▶ **PROBLEM TO SOLVE**
Leave the pictures out, and retype all of the material exactly as written.

▶ **INPUT FOR THIS TASK**

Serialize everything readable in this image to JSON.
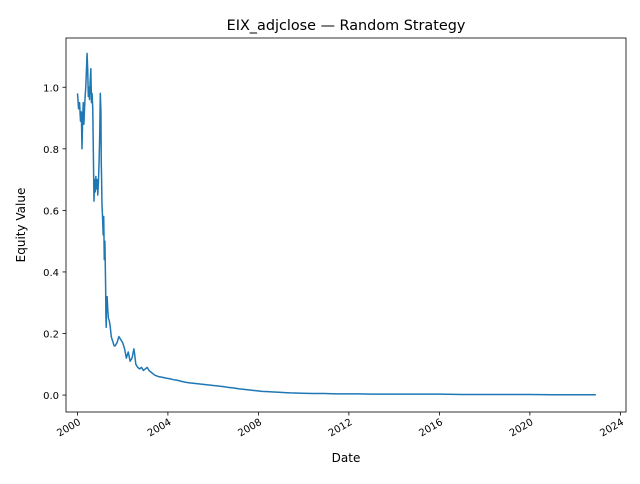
{
  "chart_data": {
    "type": "line",
    "title": "EIX_adjclose — Random Strategy",
    "xlabel": "Date",
    "ylabel": "Equity Value",
    "xlim": [
      "1999-07-01",
      "2024-04-01"
    ],
    "ylim": [
      -0.055,
      1.16
    ],
    "grid": false,
    "legend": "none",
    "colors": {
      "line": "#1f77b4"
    },
    "x_ticks": [
      "2000",
      "2004",
      "2008",
      "2012",
      "2016",
      "2020",
      "2024"
    ],
    "y_ticks": [
      "0.0",
      "0.2",
      "0.4",
      "0.6",
      "0.8",
      "1.0"
    ],
    "series": [
      {
        "x": [
          "2000-01-03",
          "2000-01-20",
          "2000-02-05",
          "2000-02-20",
          "2000-03-05",
          "2000-03-15",
          "2000-03-25",
          "2000-04-05",
          "2000-04-15",
          "2000-04-25",
          "2000-05-05",
          "2000-05-15",
          "2000-05-25",
          "2000-06-05",
          "2000-06-15",
          "2000-06-25",
          "2000-07-05",
          "2000-07-15",
          "2000-07-25",
          "2000-08-05",
          "2000-08-15",
          "2000-08-25",
          "2000-09-05",
          "2000-09-15",
          "2000-09-25",
          "2000-10-05",
          "2000-10-15",
          "2000-10-25",
          "2000-11-05",
          "2000-11-15",
          "2000-11-25",
          "2000-12-05",
          "2000-12-15",
          "2000-12-25",
          "2001-01-05",
          "2001-01-15",
          "2001-01-20",
          "2001-01-25",
          "2001-02-01",
          "2001-02-10",
          "2001-02-20",
          "2001-03-01",
          "2001-03-10",
          "2001-03-20",
          "2001-04-01",
          "2001-04-05",
          "2001-04-10",
          "2001-04-15",
          "2001-04-25",
          "2001-05-05",
          "2001-05-15",
          "2001-06-01",
          "2001-06-15",
          "2001-07-01",
          "2001-07-15",
          "2001-08-01",
          "2001-08-15",
          "2001-09-01",
          "2001-10-01",
          "2001-11-01",
          "2001-12-01",
          "2002-01-01",
          "2002-02-01",
          "2002-03-01",
          "2002-04-01",
          "2002-05-01",
          "2002-06-01",
          "2002-07-01",
          "2002-07-15",
          "2002-08-01",
          "2002-09-01",
          "2002-10-01",
          "2002-11-01",
          "2002-12-01",
          "2003-01-01",
          "2003-02-01",
          "2003-03-01",
          "2003-04-01",
          "2003-05-01",
          "2003-06-01",
          "2003-08-01",
          "2003-10-01",
          "2003-12-01",
          "2004-02-01",
          "2004-04-01",
          "2004-06-01",
          "2004-08-01",
          "2004-10-01",
          "2004-12-01",
          "2005-03-01",
          "2005-06-01",
          "2005-09-01",
          "2005-12-01",
          "2006-03-01",
          "2006-06-01",
          "2006-09-01",
          "2006-12-01",
          "2007-03-01",
          "2007-06-01",
          "2007-09-01",
          "2007-12-01",
          "2008-03-01",
          "2008-06-01",
          "2008-09-01",
          "2008-12-01",
          "2009-03-01",
          "2009-06-01",
          "2009-12-01",
          "2010-06-01",
          "2010-12-01",
          "2011-06-01",
          "2011-12-01",
          "2012-06-01",
          "2013-01-01",
          "2014-01-01",
          "2015-01-01",
          "2016-01-01",
          "2017-01-01",
          "2018-01-01",
          "2019-01-01",
          "2020-01-01",
          "2021-01-01",
          "2022-01-01",
          "2022-12-01"
        ],
        "values": [
          0.98,
          0.93,
          0.95,
          0.89,
          0.92,
          0.8,
          0.89,
          0.95,
          0.88,
          0.93,
          0.97,
          1.0,
          1.05,
          1.11,
          1.06,
          0.97,
          1.0,
          0.96,
          1.02,
          1.06,
          0.95,
          0.98,
          0.93,
          0.78,
          0.63,
          0.7,
          0.66,
          0.71,
          0.67,
          0.7,
          0.65,
          0.69,
          0.75,
          0.83,
          0.98,
          0.92,
          0.76,
          0.71,
          0.62,
          0.58,
          0.52,
          0.58,
          0.44,
          0.5,
          0.35,
          0.26,
          0.22,
          0.3,
          0.32,
          0.28,
          0.25,
          0.24,
          0.22,
          0.19,
          0.18,
          0.17,
          0.16,
          0.16,
          0.17,
          0.19,
          0.18,
          0.17,
          0.15,
          0.12,
          0.14,
          0.11,
          0.12,
          0.15,
          0.13,
          0.1,
          0.09,
          0.085,
          0.09,
          0.08,
          0.085,
          0.09,
          0.08,
          0.075,
          0.07,
          0.065,
          0.06,
          0.058,
          0.055,
          0.053,
          0.05,
          0.048,
          0.045,
          0.042,
          0.04,
          0.038,
          0.036,
          0.034,
          0.032,
          0.03,
          0.028,
          0.025,
          0.023,
          0.02,
          0.018,
          0.016,
          0.014,
          0.012,
          0.011,
          0.01,
          0.009,
          0.008,
          0.007,
          0.006,
          0.005,
          0.005,
          0.004,
          0.004,
          0.004,
          0.003,
          0.003,
          0.003,
          0.003,
          0.002,
          0.002,
          0.002,
          0.002,
          0.001,
          0.001,
          0.001
        ]
      }
    ]
  }
}
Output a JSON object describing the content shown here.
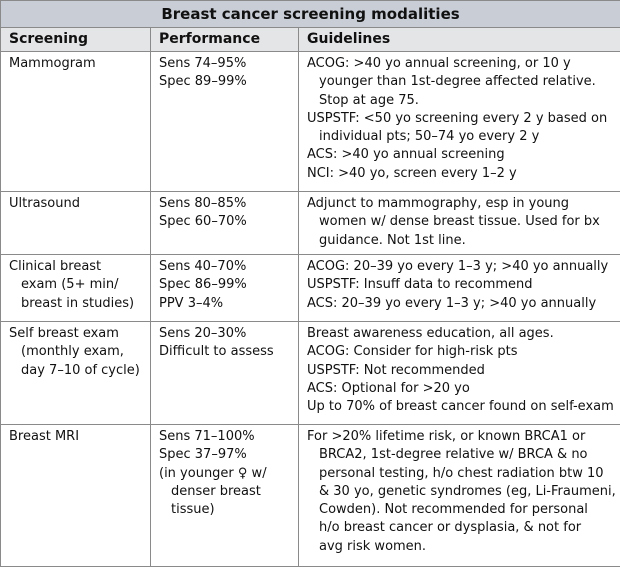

▶ **ANSWER TO THE PROBLEM**
Serialize everything readable in this image to JSON.
{
  "chart_data": {
    "type": "line",
    "title": "EIX_adjclose — Random Strategy",
    "xlabel": "Date",
    "ylabel": "Equity Value",
    "xlim": [
      "1999-07-01",
      "2024-04-01"
    ],
    "ylim": [
      -0.055,
      1.16
    ],
    "grid": false,
    "legend": "none",
    "colors": {
      "line": "#1f77b4"
    },
    "x_ticks": [
      "2000",
      "2004",
      "2008",
      "2012",
      "2016",
      "2020",
      "2024"
    ],
    "y_ticks": [
      "0.0",
      "0.2",
      "0.4",
      "0.6",
      "0.8",
      "1.0"
    ],
    "series": [
      {
        "x": [
          "2000-01-03",
          "2000-01-20",
          "2000-02-05",
          "2000-02-20",
          "2000-03-05",
          "2000-03-15",
          "2000-03-25",
          "2000-04-05",
          "2000-04-15",
          "2000-04-25",
          "2000-05-05",
          "2000-05-15",
          "2000-05-25",
          "2000-06-05",
          "2000-06-15",
          "2000-06-25",
          "2000-07-05",
          "2000-07-15",
          "2000-07-25",
          "2000-08-05",
          "2000-08-15",
          "2000-08-25",
          "2000-09-05",
          "2000-09-15",
          "2000-09-25",
          "2000-10-05",
          "2000-10-15",
          "2000-10-25",
          "2000-11-05",
          "2000-11-15",
          "2000-11-25",
          "2000-12-05",
          "2000-12-15",
          "2000-12-25",
          "2001-01-05",
          "2001-01-15",
          "2001-01-20",
          "2001-01-25",
          "2001-02-01",
          "2001-02-10",
          "2001-02-20",
          "2001-03-01",
          "2001-03-10",
          "2001-03-20",
          "2001-04-01",
          "2001-04-05",
          "2001-04-10",
          "2001-04-15",
          "2001-04-25",
          "2001-05-05",
          "2001-05-15",
          "2001-06-01",
          "2001-06-15",
          "2001-07-01",
          "2001-07-15",
          "2001-08-01",
          "2001-08-15",
          "2001-09-01",
          "2001-10-01",
          "2001-11-01",
          "2001-12-01",
          "2002-01-01",
          "2002-02-01",
          "2002-03-01",
          "2002-04-01",
          "2002-05-01",
          "2002-06-01",
          "2002-07-01",
          "2002-07-15",
          "2002-08-01",
          "2002-09-01",
          "2002-10-01",
          "2002-11-01",
          "2002-12-01",
          "2003-01-01",
          "2003-02-01",
          "2003-03-01",
          "2003-04-01",
          "2003-05-01",
          "2003-06-01",
          "2003-08-01",
          "2003-10-01",
          "2003-12-01",
          "2004-02-01",
          "2004-04-01",
          "2004-06-01",
          "2004-08-01",
          "2004-10-01",
          "2004-12-01",
          "2005-03-01",
          "2005-06-01",
          "2005-09-01",
          "2005-12-01",
          "2006-03-01",
          "2006-06-01",
          "2006-09-01",
          "2006-12-01",
          "2007-03-01",
          "2007-06-01",
          "2007-09-01",
          "2007-12-01",
          "2008-03-01",
          "2008-06-01",
          "2008-09-01",
          "2008-12-01",
          "2009-03-01",
          "2009-06-01",
          "2009-12-01",
          "2010-06-01",
          "2010-12-01",
          "2011-06-01",
          "2011-12-01",
          "2012-06-01",
          "2013-01-01",
          "2014-01-01",
          "2015-01-01",
          "2016-01-01",
          "2017-01-01",
          "2018-01-01",
          "2019-01-01",
          "2020-01-01",
          "2021-01-01",
          "2022-01-01",
          "2022-12-01"
        ],
        "values": [
          0.98,
          0.93,
          0.95,
          0.89,
          0.92,
          0.8,
          0.89,
          0.95,
          0.88,
          0.93,
          0.97,
          1.0,
          1.05,
          1.11,
          1.06,
          0.97,
          1.0,
          0.96,
          1.02,
          1.06,
          0.95,
          0.98,
          0.93,
          0.78,
          0.63,
          0.7,
          0.66,
          0.71,
          0.67,
          0.7,
          0.65,
          0.69,
          0.75,
          0.83,
          0.98,
          0.92,
          0.76,
          0.71,
          0.62,
          0.58,
          0.52,
          0.58,
          0.44,
          0.5,
          0.35,
          0.26,
          0.22,
          0.3,
          0.32,
          0.28,
          0.25,
          0.24,
          0.22,
          0.19,
          0.18,
          0.17,
          0.16,
          0.16,
          0.17,
          0.19,
          0.18,
          0.17,
          0.15,
          0.12,
          0.14,
          0.11,
          0.12,
          0.15,
          0.13,
          0.1,
          0.09,
          0.085,
          0.09,
          0.08,
          0.085,
          0.09,
          0.08,
          0.075,
          0.07,
          0.065,
          0.06,
          0.058,
          0.055,
          0.053,
          0.05,
          0.048,
          0.045,
          0.042,
          0.04,
          0.038,
          0.036,
          0.034,
          0.032,
          0.03,
          0.028,
          0.025,
          0.023,
          0.02,
          0.018,
          0.016,
          0.014,
          0.012,
          0.011,
          0.01,
          0.009,
          0.008,
          0.007,
          0.006,
          0.005,
          0.005,
          0.004,
          0.004,
          0.004,
          0.003,
          0.003,
          0.003,
          0.003,
          0.002,
          0.002,
          0.002,
          0.002,
          0.001,
          0.001,
          0.001
        ]
      }
    ]
  }
}
Output a JSON object describing the content shown here.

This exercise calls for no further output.